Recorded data
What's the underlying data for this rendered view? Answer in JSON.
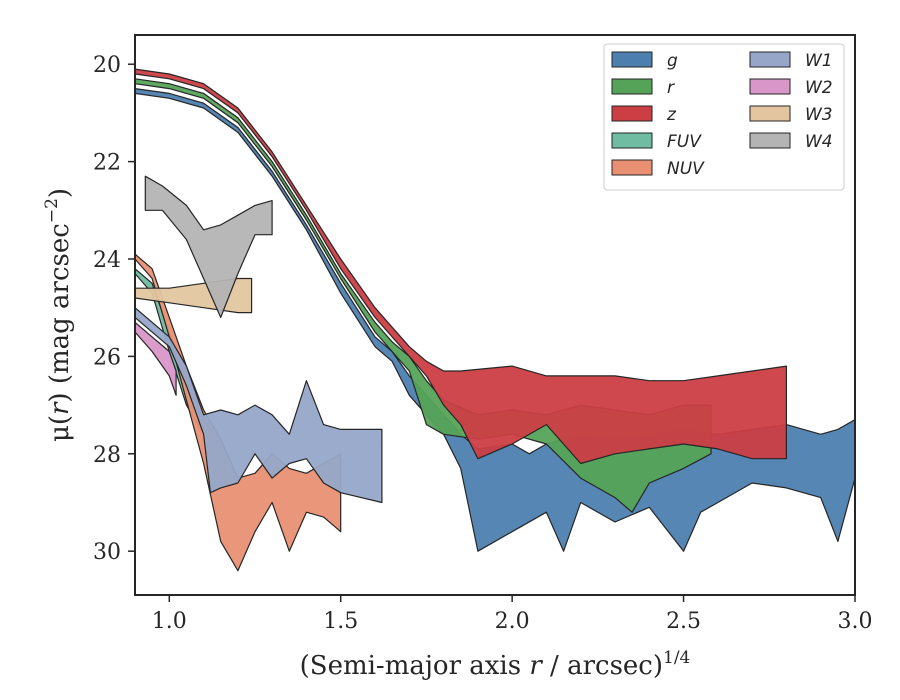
{
  "chart_data": {
    "type": "area",
    "xlabel_main": "(Semi-major axis ",
    "xlabel_var": "r",
    "xlabel_rest": " / arcsec)",
    "xlabel_sup": "1/4",
    "ylabel_main": "μ(",
    "ylabel_var": "r",
    "ylabel_rest": ") (mag arcsec",
    "ylabel_sup": "−2",
    "ylabel_end": ")",
    "xlim": [
      0.9,
      3.0
    ],
    "ylim": [
      30.9,
      19.4
    ],
    "xticks": [
      1.0,
      1.5,
      2.0,
      2.5,
      3.0
    ],
    "xtick_labels": [
      "1.0",
      "1.5",
      "2.0",
      "2.5",
      "3.0"
    ],
    "yticks": [
      20,
      22,
      24,
      26,
      28,
      30
    ],
    "ytick_labels": [
      "20",
      "22",
      "24",
      "26",
      "28",
      "30"
    ],
    "legend_position": "top-right",
    "series": [
      {
        "name": "g",
        "color": "#4c7fb0",
        "upper": [
          [
            0.9,
            20.5
          ],
          [
            1.0,
            20.6
          ],
          [
            1.1,
            20.8
          ],
          [
            1.2,
            21.3
          ],
          [
            1.3,
            22.2
          ],
          [
            1.4,
            23.3
          ],
          [
            1.5,
            24.5
          ],
          [
            1.6,
            25.6
          ],
          [
            1.65,
            25.9
          ],
          [
            1.7,
            26.4
          ],
          [
            1.75,
            26.8
          ],
          [
            1.8,
            27.2
          ],
          [
            1.85,
            27.6
          ],
          [
            1.9,
            27.9
          ],
          [
            2.0,
            27.8
          ],
          [
            2.05,
            28.0
          ],
          [
            2.1,
            27.8
          ],
          [
            2.2,
            27.6
          ],
          [
            2.3,
            27.7
          ],
          [
            2.4,
            27.6
          ],
          [
            2.5,
            27.5
          ],
          [
            2.6,
            27.6
          ],
          [
            2.7,
            27.5
          ],
          [
            2.8,
            27.4
          ],
          [
            2.9,
            27.6
          ],
          [
            2.95,
            27.5
          ],
          [
            3.0,
            27.3
          ]
        ],
        "lower": [
          [
            0.9,
            20.6
          ],
          [
            1.0,
            20.7
          ],
          [
            1.1,
            20.9
          ],
          [
            1.2,
            21.4
          ],
          [
            1.3,
            22.3
          ],
          [
            1.4,
            23.4
          ],
          [
            1.5,
            24.7
          ],
          [
            1.6,
            25.8
          ],
          [
            1.65,
            26.1
          ],
          [
            1.7,
            26.8
          ],
          [
            1.75,
            27.2
          ],
          [
            1.8,
            27.6
          ],
          [
            1.85,
            28.3
          ],
          [
            1.9,
            30.0
          ],
          [
            2.0,
            29.6
          ],
          [
            2.1,
            29.2
          ],
          [
            2.15,
            30.0
          ],
          [
            2.2,
            29.0
          ],
          [
            2.3,
            29.4
          ],
          [
            2.4,
            29.1
          ],
          [
            2.5,
            30.0
          ],
          [
            2.55,
            29.2
          ],
          [
            2.6,
            29.0
          ],
          [
            2.7,
            28.6
          ],
          [
            2.8,
            28.7
          ],
          [
            2.9,
            28.9
          ],
          [
            2.95,
            29.8
          ],
          [
            3.0,
            28.5
          ]
        ]
      },
      {
        "name": "r",
        "color": "#55a358",
        "upper": [
          [
            0.9,
            20.3
          ],
          [
            1.0,
            20.4
          ],
          [
            1.1,
            20.6
          ],
          [
            1.2,
            21.1
          ],
          [
            1.3,
            22.0
          ],
          [
            1.4,
            23.1
          ],
          [
            1.5,
            24.3
          ],
          [
            1.6,
            25.3
          ],
          [
            1.65,
            25.7
          ],
          [
            1.7,
            26.0
          ],
          [
            1.75,
            26.5
          ],
          [
            1.8,
            26.9
          ],
          [
            1.9,
            27.2
          ],
          [
            2.0,
            27.1
          ],
          [
            2.1,
            27.2
          ],
          [
            2.2,
            27.0
          ],
          [
            2.3,
            27.1
          ],
          [
            2.4,
            27.2
          ],
          [
            2.5,
            27.0
          ],
          [
            2.58,
            27.0
          ]
        ],
        "lower": [
          [
            0.9,
            20.4
          ],
          [
            1.0,
            20.5
          ],
          [
            1.1,
            20.7
          ],
          [
            1.2,
            21.2
          ],
          [
            1.3,
            22.1
          ],
          [
            1.4,
            23.2
          ],
          [
            1.5,
            24.4
          ],
          [
            1.6,
            25.5
          ],
          [
            1.65,
            25.9
          ],
          [
            1.7,
            26.3
          ],
          [
            1.75,
            27.4
          ],
          [
            1.8,
            27.6
          ],
          [
            1.9,
            27.7
          ],
          [
            2.0,
            27.6
          ],
          [
            2.1,
            27.8
          ],
          [
            2.2,
            28.5
          ],
          [
            2.3,
            28.9
          ],
          [
            2.35,
            29.2
          ],
          [
            2.4,
            28.6
          ],
          [
            2.5,
            28.3
          ],
          [
            2.58,
            28.0
          ]
        ]
      },
      {
        "name": "z",
        "color": "#cb3e44",
        "upper": [
          [
            0.9,
            20.1
          ],
          [
            1.0,
            20.2
          ],
          [
            1.1,
            20.4
          ],
          [
            1.2,
            20.9
          ],
          [
            1.3,
            21.8
          ],
          [
            1.4,
            22.9
          ],
          [
            1.5,
            24.0
          ],
          [
            1.6,
            25.0
          ],
          [
            1.65,
            25.4
          ],
          [
            1.7,
            25.8
          ],
          [
            1.75,
            26.1
          ],
          [
            1.8,
            26.3
          ],
          [
            1.85,
            26.3
          ],
          [
            2.0,
            26.2
          ],
          [
            2.1,
            26.4
          ],
          [
            2.2,
            26.4
          ],
          [
            2.3,
            26.4
          ],
          [
            2.4,
            26.5
          ],
          [
            2.5,
            26.5
          ],
          [
            2.6,
            26.4
          ],
          [
            2.7,
            26.3
          ],
          [
            2.8,
            26.2
          ]
        ],
        "lower": [
          [
            0.9,
            20.2
          ],
          [
            1.0,
            20.3
          ],
          [
            1.1,
            20.5
          ],
          [
            1.2,
            21.0
          ],
          [
            1.3,
            21.9
          ],
          [
            1.4,
            23.0
          ],
          [
            1.5,
            24.2
          ],
          [
            1.6,
            25.2
          ],
          [
            1.65,
            25.6
          ],
          [
            1.7,
            26.0
          ],
          [
            1.75,
            26.4
          ],
          [
            1.8,
            27.0
          ],
          [
            1.85,
            27.4
          ],
          [
            1.9,
            28.1
          ],
          [
            2.0,
            27.8
          ],
          [
            2.1,
            27.4
          ],
          [
            2.2,
            28.2
          ],
          [
            2.3,
            28.0
          ],
          [
            2.4,
            27.9
          ],
          [
            2.5,
            27.8
          ],
          [
            2.6,
            27.9
          ],
          [
            2.7,
            28.1
          ],
          [
            2.8,
            28.1
          ]
        ]
      },
      {
        "name": "FUV",
        "color": "#6fbca2",
        "upper": [
          [
            0.9,
            24.2
          ],
          [
            0.95,
            24.5
          ],
          [
            1.0,
            25.5
          ],
          [
            1.05,
            26.5
          ],
          [
            1.1,
            27.3
          ],
          [
            1.15,
            27.8
          ]
        ],
        "lower": [
          [
            0.9,
            24.3
          ],
          [
            0.95,
            24.7
          ],
          [
            1.0,
            25.9
          ],
          [
            1.05,
            27.0
          ],
          [
            1.1,
            27.6
          ],
          [
            1.15,
            28.0
          ]
        ]
      },
      {
        "name": "NUV",
        "color": "#e99073",
        "upper": [
          [
            0.9,
            23.9
          ],
          [
            0.95,
            24.2
          ],
          [
            1.0,
            25.2
          ],
          [
            1.05,
            26.2
          ],
          [
            1.1,
            27.1
          ],
          [
            1.15,
            27.7
          ],
          [
            1.2,
            28.5
          ],
          [
            1.25,
            28.4
          ],
          [
            1.3,
            28.0
          ],
          [
            1.35,
            28.3
          ],
          [
            1.4,
            28.4
          ],
          [
            1.45,
            28.2
          ],
          [
            1.5,
            28.0
          ]
        ],
        "lower": [
          [
            0.9,
            24.0
          ],
          [
            0.95,
            24.4
          ],
          [
            1.0,
            25.6
          ],
          [
            1.05,
            26.9
          ],
          [
            1.1,
            28.2
          ],
          [
            1.15,
            29.8
          ],
          [
            1.2,
            30.4
          ],
          [
            1.25,
            29.6
          ],
          [
            1.3,
            29.0
          ],
          [
            1.35,
            30.0
          ],
          [
            1.4,
            29.2
          ],
          [
            1.45,
            29.3
          ],
          [
            1.5,
            29.6
          ]
        ]
      },
      {
        "name": "W1",
        "color": "#95a6c8",
        "upper": [
          [
            0.9,
            25.0
          ],
          [
            1.0,
            25.6
          ],
          [
            1.05,
            26.2
          ],
          [
            1.1,
            27.2
          ],
          [
            1.15,
            27.1
          ],
          [
            1.2,
            27.2
          ],
          [
            1.25,
            27.0
          ],
          [
            1.3,
            27.2
          ],
          [
            1.35,
            27.6
          ],
          [
            1.4,
            26.5
          ],
          [
            1.45,
            27.4
          ],
          [
            1.5,
            27.5
          ],
          [
            1.62,
            27.5
          ]
        ],
        "lower": [
          [
            0.9,
            25.2
          ],
          [
            1.0,
            25.8
          ],
          [
            1.05,
            26.6
          ],
          [
            1.1,
            27.6
          ],
          [
            1.12,
            28.8
          ],
          [
            1.15,
            28.7
          ],
          [
            1.2,
            28.6
          ],
          [
            1.25,
            28.0
          ],
          [
            1.3,
            28.5
          ],
          [
            1.35,
            28.2
          ],
          [
            1.4,
            28.1
          ],
          [
            1.45,
            28.6
          ],
          [
            1.5,
            28.8
          ],
          [
            1.62,
            29.0
          ]
        ]
      },
      {
        "name": "W2",
        "color": "#d996c8",
        "upper": [
          [
            0.9,
            25.3
          ],
          [
            0.95,
            25.6
          ],
          [
            1.0,
            25.9
          ],
          [
            1.02,
            26.3
          ]
        ],
        "lower": [
          [
            0.9,
            25.5
          ],
          [
            0.95,
            25.9
          ],
          [
            1.0,
            26.4
          ],
          [
            1.02,
            26.8
          ]
        ]
      },
      {
        "name": "W3",
        "color": "#e3c6a0",
        "upper": [
          [
            0.9,
            24.6
          ],
          [
            1.0,
            24.6
          ],
          [
            1.1,
            24.5
          ],
          [
            1.2,
            24.4
          ],
          [
            1.24,
            24.4
          ]
        ],
        "lower": [
          [
            0.9,
            24.8
          ],
          [
            1.0,
            24.9
          ],
          [
            1.1,
            25.0
          ],
          [
            1.2,
            25.1
          ],
          [
            1.24,
            25.1
          ]
        ]
      },
      {
        "name": "W4",
        "color": "#b4b4b4",
        "upper": [
          [
            0.93,
            22.3
          ],
          [
            0.98,
            22.5
          ],
          [
            1.05,
            22.9
          ],
          [
            1.1,
            23.4
          ],
          [
            1.15,
            23.3
          ],
          [
            1.2,
            23.1
          ],
          [
            1.25,
            22.9
          ],
          [
            1.3,
            22.8
          ]
        ],
        "lower": [
          [
            0.93,
            23.0
          ],
          [
            0.98,
            23.0
          ],
          [
            1.05,
            23.6
          ],
          [
            1.1,
            24.4
          ],
          [
            1.15,
            25.2
          ],
          [
            1.2,
            24.3
          ],
          [
            1.25,
            23.5
          ],
          [
            1.3,
            23.5
          ]
        ]
      }
    ]
  }
}
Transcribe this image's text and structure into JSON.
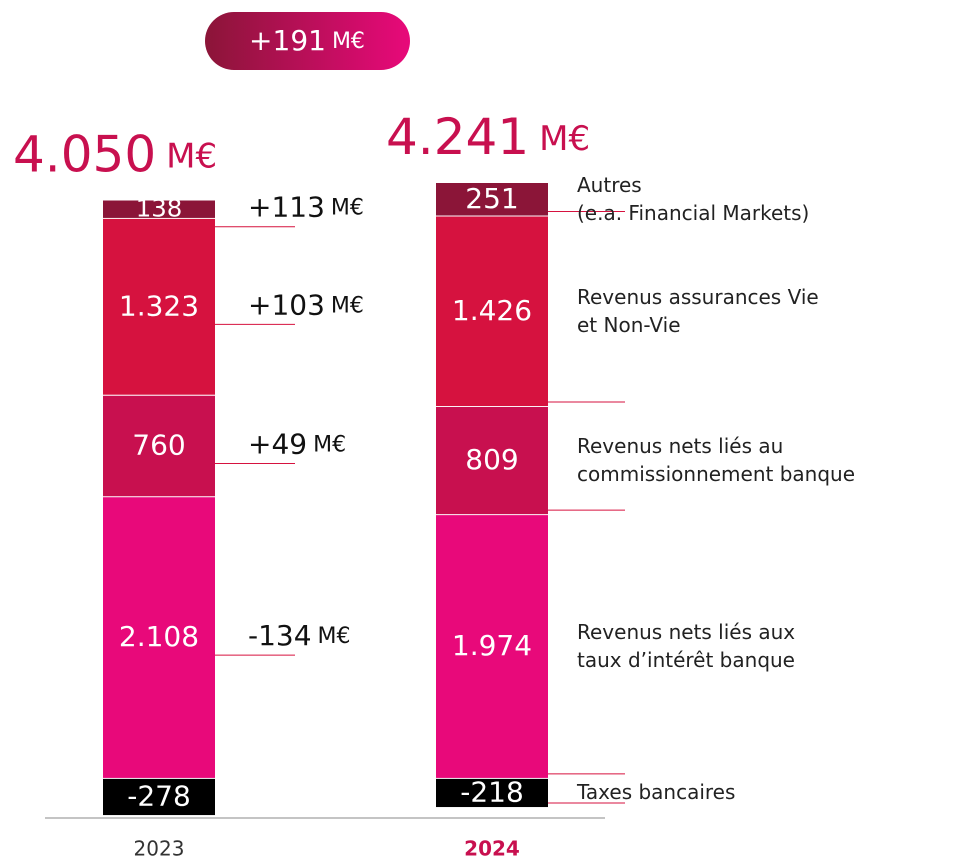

• What the task asks: Search the data for the string "name" and copy each line where it appears.

• Expected answer:
        "name": "g",
        "name": "r",
        "name": "z",
        "name": "FUV",
        "name": "NUV",
        "name": "W1",
        "name": "W2",
        "name": "W3",
        "name": "W4",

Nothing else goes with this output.